# Challenge
Your answer should be a single number: how many lines in the data below hold the string "skrus".
───── Recorded data
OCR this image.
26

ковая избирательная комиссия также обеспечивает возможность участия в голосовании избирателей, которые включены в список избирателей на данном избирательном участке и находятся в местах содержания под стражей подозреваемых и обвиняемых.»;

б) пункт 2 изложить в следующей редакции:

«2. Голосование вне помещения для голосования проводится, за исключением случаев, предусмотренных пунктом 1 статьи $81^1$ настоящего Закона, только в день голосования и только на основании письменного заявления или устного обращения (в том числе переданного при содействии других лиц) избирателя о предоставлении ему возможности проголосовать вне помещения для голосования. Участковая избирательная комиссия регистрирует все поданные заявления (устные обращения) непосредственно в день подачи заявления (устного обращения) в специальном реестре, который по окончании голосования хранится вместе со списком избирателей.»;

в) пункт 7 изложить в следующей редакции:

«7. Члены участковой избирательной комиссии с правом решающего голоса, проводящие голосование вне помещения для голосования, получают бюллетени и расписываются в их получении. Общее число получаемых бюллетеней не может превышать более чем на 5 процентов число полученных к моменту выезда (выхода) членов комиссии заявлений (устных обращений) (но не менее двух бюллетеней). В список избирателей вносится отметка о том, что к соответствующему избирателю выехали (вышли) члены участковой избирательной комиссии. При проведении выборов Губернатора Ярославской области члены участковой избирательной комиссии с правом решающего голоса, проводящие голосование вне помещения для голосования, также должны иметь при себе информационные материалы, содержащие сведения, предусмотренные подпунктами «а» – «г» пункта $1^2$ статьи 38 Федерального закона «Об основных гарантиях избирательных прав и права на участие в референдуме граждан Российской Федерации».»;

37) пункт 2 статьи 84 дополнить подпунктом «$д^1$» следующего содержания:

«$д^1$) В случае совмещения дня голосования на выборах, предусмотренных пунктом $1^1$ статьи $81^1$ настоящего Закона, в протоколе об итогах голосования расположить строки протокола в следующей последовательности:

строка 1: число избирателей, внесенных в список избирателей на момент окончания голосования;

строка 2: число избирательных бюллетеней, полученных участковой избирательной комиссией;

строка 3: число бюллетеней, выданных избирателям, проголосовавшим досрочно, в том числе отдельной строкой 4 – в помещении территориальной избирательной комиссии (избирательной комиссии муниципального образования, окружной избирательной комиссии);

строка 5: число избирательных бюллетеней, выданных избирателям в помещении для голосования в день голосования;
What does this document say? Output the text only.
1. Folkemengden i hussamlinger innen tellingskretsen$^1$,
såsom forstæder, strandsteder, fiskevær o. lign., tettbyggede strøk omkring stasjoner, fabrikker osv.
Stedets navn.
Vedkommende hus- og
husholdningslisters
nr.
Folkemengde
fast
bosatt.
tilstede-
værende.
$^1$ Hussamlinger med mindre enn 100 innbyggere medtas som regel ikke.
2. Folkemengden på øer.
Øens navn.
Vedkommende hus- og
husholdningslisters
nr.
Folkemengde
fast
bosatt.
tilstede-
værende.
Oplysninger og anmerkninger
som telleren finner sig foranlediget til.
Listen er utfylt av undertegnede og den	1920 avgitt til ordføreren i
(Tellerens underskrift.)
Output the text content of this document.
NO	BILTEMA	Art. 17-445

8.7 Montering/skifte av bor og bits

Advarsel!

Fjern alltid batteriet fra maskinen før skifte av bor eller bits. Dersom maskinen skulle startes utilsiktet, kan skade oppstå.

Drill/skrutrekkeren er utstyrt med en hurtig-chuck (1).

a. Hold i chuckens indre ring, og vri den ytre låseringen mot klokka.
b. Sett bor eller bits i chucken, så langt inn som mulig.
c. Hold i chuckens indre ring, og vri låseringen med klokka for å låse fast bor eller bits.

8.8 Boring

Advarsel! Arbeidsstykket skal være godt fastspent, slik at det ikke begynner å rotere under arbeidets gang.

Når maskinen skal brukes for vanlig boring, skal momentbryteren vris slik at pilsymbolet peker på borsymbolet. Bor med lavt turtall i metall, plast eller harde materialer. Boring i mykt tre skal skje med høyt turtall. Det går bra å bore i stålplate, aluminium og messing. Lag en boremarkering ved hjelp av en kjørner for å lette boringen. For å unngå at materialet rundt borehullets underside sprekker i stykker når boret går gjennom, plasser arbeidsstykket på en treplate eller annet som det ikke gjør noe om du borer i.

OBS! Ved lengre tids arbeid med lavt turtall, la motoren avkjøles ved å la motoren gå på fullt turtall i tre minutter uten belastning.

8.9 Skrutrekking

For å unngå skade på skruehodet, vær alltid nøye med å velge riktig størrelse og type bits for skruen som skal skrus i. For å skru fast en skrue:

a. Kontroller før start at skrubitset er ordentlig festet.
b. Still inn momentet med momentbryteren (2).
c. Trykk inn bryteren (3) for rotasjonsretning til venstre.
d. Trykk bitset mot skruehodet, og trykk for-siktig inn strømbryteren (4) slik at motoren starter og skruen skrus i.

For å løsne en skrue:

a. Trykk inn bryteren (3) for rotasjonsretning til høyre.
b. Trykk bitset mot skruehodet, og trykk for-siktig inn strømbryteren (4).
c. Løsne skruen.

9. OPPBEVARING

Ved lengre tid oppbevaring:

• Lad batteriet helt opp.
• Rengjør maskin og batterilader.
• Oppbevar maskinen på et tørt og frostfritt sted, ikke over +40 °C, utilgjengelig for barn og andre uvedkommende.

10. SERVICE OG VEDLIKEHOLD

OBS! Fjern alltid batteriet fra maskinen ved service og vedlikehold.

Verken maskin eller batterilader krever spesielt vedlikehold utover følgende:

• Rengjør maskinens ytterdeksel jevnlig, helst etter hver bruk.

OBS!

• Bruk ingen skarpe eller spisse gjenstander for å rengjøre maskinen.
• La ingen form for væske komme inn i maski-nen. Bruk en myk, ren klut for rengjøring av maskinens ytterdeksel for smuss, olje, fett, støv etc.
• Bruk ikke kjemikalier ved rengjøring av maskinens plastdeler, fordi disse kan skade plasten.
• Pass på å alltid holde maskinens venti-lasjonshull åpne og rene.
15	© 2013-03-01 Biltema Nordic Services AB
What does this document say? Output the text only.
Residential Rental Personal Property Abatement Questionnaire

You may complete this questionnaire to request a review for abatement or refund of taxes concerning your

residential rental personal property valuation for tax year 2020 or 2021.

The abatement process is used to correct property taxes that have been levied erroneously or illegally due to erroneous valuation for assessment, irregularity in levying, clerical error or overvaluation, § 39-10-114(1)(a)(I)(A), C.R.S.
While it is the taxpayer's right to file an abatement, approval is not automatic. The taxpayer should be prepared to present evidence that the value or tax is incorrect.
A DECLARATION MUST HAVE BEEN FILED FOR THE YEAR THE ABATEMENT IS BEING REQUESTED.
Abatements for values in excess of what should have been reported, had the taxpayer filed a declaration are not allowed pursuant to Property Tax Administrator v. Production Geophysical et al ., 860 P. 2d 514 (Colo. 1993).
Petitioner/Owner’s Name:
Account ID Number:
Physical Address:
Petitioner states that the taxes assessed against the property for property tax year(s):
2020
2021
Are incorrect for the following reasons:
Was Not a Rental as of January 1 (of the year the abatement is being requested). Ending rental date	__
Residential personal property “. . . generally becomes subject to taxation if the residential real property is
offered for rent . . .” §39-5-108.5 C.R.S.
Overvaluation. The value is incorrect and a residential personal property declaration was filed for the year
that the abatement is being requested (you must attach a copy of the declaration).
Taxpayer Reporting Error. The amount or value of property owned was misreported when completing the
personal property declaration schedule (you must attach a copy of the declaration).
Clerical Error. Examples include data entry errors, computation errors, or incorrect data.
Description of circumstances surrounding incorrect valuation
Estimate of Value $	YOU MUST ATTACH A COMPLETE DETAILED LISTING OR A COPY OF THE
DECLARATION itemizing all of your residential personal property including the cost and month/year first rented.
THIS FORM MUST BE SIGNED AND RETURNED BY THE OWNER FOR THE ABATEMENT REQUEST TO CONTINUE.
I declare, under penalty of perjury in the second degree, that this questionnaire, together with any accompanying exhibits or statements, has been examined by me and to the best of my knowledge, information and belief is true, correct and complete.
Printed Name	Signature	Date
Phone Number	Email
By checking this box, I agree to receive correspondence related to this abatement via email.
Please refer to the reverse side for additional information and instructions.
──────────
# Task response
2